Report all lines holding "color".

━━ RECORDS TO USE

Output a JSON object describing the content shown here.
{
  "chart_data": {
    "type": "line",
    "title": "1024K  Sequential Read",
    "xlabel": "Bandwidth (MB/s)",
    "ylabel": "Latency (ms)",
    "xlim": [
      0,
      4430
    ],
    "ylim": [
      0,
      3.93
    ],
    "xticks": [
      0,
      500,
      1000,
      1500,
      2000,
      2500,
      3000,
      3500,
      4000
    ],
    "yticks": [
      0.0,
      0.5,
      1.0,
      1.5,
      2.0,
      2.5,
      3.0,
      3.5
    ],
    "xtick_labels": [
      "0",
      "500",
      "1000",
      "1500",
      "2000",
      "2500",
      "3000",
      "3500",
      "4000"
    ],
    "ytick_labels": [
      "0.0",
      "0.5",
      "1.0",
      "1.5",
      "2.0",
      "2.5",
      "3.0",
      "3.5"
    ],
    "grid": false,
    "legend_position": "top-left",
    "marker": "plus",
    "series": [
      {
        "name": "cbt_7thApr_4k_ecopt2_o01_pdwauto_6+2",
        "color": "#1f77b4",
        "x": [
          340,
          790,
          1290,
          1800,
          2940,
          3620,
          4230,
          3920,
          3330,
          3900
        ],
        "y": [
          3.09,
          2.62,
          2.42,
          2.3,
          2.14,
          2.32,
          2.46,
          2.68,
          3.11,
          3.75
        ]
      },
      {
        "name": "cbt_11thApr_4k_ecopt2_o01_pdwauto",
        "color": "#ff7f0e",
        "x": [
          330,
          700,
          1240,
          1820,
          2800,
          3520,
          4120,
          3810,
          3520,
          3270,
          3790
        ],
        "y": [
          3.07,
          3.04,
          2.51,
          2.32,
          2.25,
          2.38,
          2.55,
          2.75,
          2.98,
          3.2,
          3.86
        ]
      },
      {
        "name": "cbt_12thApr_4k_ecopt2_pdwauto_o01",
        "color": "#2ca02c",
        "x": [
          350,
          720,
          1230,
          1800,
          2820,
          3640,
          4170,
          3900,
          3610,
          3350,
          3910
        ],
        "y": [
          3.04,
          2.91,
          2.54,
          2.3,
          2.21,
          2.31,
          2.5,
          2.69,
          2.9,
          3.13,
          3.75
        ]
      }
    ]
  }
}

━━━━

**WRITTEN RESPONSE:**
        "color": "#1f77b4",
        "color": "#ff7f0e",
        "color": "#2ca02c",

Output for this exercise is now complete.